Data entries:

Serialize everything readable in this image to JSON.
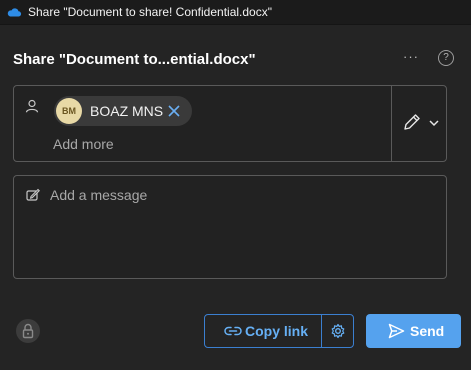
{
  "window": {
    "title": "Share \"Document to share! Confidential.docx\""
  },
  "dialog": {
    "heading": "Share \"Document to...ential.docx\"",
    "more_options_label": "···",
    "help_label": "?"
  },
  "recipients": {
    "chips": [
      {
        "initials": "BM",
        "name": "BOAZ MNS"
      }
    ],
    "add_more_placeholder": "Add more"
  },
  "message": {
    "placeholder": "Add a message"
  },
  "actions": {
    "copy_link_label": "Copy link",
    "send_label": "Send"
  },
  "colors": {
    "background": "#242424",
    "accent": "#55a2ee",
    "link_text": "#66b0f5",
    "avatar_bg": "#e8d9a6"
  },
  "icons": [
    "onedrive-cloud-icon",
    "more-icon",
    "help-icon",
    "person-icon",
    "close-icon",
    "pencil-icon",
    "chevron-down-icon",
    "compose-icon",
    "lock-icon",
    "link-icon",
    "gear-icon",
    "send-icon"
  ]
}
* * *
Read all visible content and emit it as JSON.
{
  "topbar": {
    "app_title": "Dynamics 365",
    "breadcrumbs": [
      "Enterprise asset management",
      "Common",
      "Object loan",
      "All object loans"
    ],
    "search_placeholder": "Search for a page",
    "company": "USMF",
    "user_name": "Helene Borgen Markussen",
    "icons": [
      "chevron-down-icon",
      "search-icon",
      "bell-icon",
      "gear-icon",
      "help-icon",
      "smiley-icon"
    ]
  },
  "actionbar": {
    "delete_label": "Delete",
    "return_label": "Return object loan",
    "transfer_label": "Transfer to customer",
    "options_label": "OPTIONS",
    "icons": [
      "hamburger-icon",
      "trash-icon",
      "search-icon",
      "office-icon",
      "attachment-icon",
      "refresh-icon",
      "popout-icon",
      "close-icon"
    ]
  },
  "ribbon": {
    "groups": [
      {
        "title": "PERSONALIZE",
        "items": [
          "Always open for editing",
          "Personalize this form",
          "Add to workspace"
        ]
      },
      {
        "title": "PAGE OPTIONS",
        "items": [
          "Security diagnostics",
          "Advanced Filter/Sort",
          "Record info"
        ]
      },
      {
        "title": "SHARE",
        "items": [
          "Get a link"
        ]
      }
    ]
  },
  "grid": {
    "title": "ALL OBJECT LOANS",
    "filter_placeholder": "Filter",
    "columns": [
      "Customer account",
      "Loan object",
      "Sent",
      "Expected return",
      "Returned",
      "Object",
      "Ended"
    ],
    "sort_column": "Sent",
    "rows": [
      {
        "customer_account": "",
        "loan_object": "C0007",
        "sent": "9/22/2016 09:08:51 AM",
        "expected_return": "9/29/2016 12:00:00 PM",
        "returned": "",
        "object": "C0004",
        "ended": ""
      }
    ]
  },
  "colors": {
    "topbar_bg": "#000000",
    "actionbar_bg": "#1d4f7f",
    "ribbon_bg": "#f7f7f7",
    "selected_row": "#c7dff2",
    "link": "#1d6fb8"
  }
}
---
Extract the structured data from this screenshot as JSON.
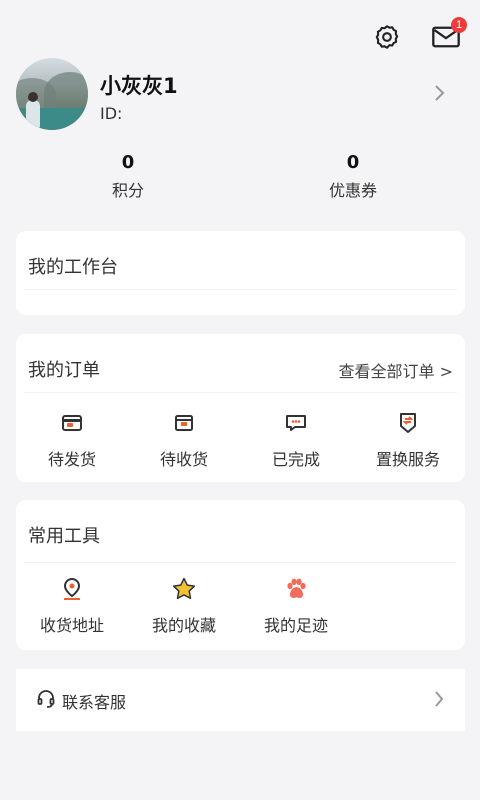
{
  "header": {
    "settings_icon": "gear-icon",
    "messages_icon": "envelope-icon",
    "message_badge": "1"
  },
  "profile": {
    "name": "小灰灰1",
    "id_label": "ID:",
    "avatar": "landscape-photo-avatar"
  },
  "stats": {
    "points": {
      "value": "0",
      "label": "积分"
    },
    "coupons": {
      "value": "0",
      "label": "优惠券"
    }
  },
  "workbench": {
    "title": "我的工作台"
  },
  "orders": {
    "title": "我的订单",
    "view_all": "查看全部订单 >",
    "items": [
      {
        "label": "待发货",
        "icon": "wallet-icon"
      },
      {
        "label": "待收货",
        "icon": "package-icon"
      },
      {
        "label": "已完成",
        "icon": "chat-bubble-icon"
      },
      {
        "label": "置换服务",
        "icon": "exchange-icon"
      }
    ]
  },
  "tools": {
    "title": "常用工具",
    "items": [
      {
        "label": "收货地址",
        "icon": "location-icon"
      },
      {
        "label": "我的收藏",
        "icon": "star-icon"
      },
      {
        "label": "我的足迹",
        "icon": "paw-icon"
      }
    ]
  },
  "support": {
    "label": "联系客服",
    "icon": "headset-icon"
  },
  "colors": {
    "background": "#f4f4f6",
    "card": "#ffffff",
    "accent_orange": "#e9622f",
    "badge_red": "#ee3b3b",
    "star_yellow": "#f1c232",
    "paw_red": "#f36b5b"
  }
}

Exercise requirements:
Look over the listing above. Pick out and copy every line that includes "gear".

Task solution:
    "gear-icon",
      "gear-icon",
    "settings_icon": "gear-icon",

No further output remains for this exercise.